> _EXERCISE INSTRUCTIONS_:
Below are the records; pull every line that includes "minutes".
··· WORKING DATA
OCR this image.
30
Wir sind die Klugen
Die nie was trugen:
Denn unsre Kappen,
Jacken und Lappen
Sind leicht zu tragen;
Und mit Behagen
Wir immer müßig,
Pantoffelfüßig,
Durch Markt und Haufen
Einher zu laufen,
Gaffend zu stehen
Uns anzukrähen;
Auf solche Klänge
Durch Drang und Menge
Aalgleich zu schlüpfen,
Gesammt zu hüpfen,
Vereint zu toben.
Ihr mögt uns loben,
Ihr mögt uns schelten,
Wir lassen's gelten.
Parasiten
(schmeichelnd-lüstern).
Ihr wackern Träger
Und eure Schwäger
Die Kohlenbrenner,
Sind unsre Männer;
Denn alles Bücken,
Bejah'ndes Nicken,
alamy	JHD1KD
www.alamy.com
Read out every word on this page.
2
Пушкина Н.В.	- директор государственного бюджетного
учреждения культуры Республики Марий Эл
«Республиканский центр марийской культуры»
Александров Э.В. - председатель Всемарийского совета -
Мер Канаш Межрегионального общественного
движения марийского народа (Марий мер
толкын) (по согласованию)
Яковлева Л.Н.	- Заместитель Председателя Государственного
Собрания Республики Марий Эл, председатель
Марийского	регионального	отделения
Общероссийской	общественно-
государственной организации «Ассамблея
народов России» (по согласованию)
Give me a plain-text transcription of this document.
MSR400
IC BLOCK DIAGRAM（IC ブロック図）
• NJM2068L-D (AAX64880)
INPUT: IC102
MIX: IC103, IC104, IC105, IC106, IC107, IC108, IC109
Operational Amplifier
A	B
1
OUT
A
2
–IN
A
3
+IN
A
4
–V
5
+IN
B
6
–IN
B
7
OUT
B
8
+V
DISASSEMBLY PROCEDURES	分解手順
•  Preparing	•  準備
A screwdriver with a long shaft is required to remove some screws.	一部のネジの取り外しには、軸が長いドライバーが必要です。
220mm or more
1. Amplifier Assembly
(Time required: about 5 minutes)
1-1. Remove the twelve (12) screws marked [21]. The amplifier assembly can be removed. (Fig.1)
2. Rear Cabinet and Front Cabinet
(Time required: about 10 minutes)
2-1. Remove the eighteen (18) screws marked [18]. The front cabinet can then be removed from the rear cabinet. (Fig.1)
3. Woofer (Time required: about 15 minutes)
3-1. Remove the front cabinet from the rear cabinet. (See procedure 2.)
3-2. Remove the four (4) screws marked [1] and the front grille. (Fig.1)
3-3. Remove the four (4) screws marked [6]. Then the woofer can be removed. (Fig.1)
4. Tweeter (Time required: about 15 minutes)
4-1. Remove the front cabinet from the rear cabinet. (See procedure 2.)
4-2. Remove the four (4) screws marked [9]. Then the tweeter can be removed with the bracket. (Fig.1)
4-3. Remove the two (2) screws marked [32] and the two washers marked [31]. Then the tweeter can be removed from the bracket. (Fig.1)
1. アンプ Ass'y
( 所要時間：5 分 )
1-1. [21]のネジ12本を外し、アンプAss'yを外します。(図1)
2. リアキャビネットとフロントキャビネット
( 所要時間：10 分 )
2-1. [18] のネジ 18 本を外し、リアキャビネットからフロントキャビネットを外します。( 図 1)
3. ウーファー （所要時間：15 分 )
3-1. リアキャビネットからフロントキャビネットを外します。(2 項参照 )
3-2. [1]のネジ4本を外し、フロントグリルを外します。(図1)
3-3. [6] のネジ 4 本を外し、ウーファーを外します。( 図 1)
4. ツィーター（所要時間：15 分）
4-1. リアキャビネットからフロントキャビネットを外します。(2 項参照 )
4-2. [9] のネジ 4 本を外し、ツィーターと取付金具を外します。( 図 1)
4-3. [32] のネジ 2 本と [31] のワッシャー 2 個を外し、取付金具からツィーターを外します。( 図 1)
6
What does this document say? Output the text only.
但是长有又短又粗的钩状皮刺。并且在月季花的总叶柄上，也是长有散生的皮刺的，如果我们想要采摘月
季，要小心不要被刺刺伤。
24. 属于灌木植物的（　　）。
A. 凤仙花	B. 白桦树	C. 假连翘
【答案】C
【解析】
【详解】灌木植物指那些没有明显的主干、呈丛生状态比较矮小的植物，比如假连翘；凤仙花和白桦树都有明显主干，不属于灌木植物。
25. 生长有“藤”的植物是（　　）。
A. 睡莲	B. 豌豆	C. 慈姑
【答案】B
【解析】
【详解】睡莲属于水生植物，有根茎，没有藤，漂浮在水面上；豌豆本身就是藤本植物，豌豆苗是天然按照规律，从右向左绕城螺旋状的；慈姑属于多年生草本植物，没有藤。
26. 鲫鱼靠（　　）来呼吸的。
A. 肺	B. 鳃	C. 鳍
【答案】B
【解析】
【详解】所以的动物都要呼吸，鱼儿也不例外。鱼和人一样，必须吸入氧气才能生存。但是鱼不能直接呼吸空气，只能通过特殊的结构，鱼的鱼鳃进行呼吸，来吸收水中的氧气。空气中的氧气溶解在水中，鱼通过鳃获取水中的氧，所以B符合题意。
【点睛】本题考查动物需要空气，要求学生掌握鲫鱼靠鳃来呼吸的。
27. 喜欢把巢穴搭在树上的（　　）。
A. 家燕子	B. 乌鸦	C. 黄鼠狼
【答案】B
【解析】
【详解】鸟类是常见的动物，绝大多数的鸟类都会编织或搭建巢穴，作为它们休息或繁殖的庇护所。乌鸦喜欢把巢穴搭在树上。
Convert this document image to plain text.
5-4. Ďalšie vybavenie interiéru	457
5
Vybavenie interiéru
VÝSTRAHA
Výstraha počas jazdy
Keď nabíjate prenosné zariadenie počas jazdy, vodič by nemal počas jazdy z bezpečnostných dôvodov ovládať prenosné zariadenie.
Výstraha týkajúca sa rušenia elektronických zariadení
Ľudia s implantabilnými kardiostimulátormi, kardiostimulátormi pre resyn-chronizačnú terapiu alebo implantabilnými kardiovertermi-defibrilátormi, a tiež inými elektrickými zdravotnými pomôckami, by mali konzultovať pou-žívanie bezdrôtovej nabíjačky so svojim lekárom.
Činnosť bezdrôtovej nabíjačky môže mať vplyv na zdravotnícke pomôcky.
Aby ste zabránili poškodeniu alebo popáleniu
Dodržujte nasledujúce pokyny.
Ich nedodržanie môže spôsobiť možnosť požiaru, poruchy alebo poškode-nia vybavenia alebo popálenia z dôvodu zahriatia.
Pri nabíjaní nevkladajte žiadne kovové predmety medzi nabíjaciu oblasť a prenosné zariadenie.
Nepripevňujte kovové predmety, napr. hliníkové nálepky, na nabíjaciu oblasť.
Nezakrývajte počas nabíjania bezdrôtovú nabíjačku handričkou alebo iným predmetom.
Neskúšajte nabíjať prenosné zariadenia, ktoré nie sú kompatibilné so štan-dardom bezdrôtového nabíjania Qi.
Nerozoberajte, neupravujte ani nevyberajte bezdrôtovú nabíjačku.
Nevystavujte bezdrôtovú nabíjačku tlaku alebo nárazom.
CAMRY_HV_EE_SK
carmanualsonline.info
······
> _ANSWER FOR THIS EXERCISE_:
(Time required: about 5 minutes)
(Time required: about 10 minutes)
3. Woofer (Time required: about 15 minutes)
4. Tweeter (Time required: about 15 minutes)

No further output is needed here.